● **Exercices à résoudre**:
1 - Traduisez en anglais cette phrase du texte sur les Frères musulmans : « Mais avec l’arrivée d’Obama au pouvoir et les “révolutions arabes”, les temps ont bien changé. »
2 - Veuillez restituer tel quel le passage du texte sur les Frères musulmans qui va de «Pour la confrèrie» à «la Présidence.».

● **Texte fourni**:
::::::

La devise des Frères musulmans est toujours «Dieu est notre but, le prophète notre chef, le Coran notre constitution, le djihad notre voie, le martyre notre plus grande espérance».
Il fut un temps où les dirigeants américains bannissaient
les partis islamistes, et leur refusaient des visas d’entrèe aux Etats-Unis.
Mais avec l’arrivée d’Obama au pouvoir et les “révolutions arabes”, les temps ont bien changé.
Des délégués du parti de la Liberté et de la Justice, branche politique des Frères musulmans, sont reçus cette semaine à Washington pour leur première visite officielle depuis la chute de Hosni Moubarak l’année dernière.
Pour la confrèrie islamiste, il s’agit d’une opération de séduction, pour essayer de persuader Washington de leur attachement à la démocratie et à l’Etat de droit, avec des promesses et des présentations PowerPoint à l’appui.
Ce voyage survient quelques jours seulement après, l’annonce des Frères musulmans qu’ils
présenteront finallement un candidat aux élections présidentielles, en la personne de l’homme d’affaires Khairat al Chater (photo ci-contre), brisant ainsi leur promesse de ne pas briguer
la Présidence.
Ce dernier a déclaré en début de semaine que l’instauration de la charia, la loi islamique, sera son objectif numéro un, mais à Washington, la délégation du PLJ s’est employée à dissiper les inquiétudes à ce propos.
Les délégués islamistes ont rencontré des membres du Congrès et ont été reçus à la Maison-Blanche, où ils ont discuté avec des responsables de “second rang”. Ils devraient également être reçus par des responsables du département d’Etat.

::::::

● **Éléments du jeu de données**:
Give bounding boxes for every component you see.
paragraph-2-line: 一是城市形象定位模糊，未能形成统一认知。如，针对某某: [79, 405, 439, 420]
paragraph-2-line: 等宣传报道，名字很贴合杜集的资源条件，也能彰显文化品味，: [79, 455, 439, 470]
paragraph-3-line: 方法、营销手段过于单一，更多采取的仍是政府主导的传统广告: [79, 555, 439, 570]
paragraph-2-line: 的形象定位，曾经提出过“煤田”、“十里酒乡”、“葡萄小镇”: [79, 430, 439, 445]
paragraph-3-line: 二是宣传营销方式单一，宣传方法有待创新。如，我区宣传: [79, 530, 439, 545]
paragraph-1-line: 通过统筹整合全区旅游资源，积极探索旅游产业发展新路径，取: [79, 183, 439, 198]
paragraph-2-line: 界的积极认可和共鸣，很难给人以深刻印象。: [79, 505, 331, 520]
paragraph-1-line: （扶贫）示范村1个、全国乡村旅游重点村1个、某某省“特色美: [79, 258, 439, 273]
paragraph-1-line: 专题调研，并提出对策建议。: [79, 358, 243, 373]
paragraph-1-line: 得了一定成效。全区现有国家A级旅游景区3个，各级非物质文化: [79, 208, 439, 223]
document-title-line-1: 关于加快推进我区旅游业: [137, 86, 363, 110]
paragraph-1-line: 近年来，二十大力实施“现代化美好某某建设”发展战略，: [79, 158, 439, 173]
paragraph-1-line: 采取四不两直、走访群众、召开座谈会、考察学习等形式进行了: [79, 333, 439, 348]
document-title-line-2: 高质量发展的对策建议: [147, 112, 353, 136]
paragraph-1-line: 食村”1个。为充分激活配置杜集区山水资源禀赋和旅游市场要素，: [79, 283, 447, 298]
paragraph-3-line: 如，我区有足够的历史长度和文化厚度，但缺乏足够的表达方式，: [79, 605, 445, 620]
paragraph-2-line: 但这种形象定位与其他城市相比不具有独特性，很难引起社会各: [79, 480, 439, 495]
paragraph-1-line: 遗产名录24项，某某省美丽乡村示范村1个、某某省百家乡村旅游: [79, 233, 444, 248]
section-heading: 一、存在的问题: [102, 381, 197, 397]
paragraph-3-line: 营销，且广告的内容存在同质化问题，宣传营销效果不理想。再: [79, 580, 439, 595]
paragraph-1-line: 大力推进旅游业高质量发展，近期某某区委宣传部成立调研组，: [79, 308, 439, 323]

::::::

● **Solutions des exercices**:
1 - But with Obama's rise to power and the "Arab revolutions," times have really changed.

2 -
Pour la confrèrie islamiste, il s’agit d’une opération de séduction, pour essayer de persuader Washington de leur attachement à la démocratie et à l’Etat de droit, avec des promesses et des présentations PowerPoint à l’appui.
Ce voyage survient quelques jours seulement après, l’annonce des Frères musulmans qu’ils
présenteront finallement un candidat aux élections présidentielles, en la personne de l’homme d’affaires Khairat al Chater (photo ci-contre), brisant ainsi leur promesse de ne pas briguer
la Présidence.